Look for the string "emails" in the lines and copy each line that has it.

-- start DATASET EXTRACT --

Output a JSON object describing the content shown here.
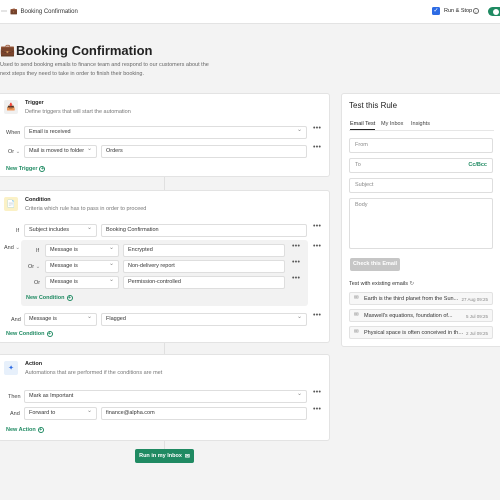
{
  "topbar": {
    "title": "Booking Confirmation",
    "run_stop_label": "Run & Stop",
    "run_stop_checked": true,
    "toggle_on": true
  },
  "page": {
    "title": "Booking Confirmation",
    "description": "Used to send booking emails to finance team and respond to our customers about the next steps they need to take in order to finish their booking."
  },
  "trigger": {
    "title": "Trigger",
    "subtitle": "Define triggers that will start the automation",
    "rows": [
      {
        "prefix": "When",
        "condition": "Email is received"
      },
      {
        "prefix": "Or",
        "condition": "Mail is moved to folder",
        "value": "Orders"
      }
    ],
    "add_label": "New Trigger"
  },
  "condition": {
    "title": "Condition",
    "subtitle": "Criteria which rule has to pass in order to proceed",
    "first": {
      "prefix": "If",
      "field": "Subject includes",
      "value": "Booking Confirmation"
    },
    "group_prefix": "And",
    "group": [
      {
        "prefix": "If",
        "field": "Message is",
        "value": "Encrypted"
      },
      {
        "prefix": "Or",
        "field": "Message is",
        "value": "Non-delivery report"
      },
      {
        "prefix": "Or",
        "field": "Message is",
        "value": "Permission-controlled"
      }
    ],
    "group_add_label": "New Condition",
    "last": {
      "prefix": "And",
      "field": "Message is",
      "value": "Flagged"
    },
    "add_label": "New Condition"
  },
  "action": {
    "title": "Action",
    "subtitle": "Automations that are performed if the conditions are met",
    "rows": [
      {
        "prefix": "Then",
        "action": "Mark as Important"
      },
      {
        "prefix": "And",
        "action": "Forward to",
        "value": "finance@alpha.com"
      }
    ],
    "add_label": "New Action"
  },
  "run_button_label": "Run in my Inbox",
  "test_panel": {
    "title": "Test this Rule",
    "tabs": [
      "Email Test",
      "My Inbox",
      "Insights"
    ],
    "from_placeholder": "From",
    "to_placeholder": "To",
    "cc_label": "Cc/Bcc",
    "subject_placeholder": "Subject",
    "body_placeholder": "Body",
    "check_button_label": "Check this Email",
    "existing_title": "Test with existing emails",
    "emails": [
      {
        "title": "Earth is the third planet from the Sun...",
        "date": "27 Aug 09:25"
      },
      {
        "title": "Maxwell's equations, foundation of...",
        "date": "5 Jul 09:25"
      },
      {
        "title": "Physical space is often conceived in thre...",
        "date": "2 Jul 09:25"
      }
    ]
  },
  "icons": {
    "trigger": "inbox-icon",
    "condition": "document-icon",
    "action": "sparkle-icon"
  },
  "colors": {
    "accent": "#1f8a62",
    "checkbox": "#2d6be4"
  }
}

-- end DATASET EXTRACT --
-- start DATASET EXTRACT --

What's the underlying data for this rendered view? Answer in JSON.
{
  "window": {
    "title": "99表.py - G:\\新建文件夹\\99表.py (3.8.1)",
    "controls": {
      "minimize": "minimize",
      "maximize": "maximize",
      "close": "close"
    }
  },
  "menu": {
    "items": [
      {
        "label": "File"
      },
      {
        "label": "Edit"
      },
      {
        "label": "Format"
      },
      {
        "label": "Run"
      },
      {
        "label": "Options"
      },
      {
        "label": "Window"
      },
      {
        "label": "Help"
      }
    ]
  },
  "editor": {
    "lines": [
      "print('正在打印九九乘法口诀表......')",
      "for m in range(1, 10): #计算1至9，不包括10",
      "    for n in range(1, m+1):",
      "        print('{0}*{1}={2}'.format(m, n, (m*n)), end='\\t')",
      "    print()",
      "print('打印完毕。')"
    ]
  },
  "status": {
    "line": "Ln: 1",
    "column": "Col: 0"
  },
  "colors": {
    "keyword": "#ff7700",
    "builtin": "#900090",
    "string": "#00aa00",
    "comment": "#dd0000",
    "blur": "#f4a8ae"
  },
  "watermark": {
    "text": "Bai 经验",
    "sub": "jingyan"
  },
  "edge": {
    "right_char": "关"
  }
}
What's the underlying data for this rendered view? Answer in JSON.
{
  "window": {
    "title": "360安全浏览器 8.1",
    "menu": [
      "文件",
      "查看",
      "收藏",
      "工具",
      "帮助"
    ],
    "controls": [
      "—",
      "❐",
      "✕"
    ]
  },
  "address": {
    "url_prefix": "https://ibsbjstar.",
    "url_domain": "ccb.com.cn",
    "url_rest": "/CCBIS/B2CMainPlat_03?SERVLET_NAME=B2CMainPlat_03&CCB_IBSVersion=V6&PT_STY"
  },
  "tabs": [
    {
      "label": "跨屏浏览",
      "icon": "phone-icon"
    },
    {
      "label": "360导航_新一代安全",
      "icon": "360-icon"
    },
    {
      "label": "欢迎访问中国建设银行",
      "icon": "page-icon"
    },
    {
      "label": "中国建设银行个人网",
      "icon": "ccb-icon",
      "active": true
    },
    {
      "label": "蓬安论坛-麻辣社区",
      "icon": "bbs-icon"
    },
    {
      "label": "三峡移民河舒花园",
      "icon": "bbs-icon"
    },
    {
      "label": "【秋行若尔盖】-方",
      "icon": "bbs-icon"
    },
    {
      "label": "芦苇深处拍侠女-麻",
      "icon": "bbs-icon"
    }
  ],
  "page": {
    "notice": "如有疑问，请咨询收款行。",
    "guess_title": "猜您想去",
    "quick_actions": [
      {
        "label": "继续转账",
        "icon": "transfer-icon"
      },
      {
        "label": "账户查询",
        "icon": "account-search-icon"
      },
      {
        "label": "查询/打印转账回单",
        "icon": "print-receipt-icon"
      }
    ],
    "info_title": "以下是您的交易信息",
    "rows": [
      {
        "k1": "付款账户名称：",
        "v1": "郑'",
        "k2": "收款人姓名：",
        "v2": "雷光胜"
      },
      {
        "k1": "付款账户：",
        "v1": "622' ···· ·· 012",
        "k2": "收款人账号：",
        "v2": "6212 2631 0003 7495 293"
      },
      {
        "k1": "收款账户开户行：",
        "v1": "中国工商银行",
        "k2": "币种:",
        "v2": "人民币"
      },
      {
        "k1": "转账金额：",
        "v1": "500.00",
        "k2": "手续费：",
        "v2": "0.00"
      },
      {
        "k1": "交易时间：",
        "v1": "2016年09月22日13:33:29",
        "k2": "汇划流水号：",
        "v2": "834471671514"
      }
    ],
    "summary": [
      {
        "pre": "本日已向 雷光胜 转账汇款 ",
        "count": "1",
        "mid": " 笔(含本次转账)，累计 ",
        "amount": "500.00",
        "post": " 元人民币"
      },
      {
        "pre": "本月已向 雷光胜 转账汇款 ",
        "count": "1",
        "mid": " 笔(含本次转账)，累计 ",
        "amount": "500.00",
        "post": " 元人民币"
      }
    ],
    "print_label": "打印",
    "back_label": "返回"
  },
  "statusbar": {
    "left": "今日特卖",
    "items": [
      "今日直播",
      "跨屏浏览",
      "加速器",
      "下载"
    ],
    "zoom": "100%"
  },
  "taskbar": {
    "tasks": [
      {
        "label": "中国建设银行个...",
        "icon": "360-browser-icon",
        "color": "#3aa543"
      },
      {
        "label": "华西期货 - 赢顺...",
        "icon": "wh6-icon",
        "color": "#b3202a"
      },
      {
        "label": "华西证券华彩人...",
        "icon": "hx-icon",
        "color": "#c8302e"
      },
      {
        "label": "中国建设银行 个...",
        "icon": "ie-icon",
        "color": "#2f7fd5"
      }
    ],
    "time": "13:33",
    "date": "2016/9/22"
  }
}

-- end DATASET EXTRACT --

§ RESPONSE TO THIS EXERCISE
    "description": "Used to send booking emails to finance team and respond to our customers about the next steps they need to take in order to finish their booking."
    "existing_title": "Test with existing emails",
    "emails": [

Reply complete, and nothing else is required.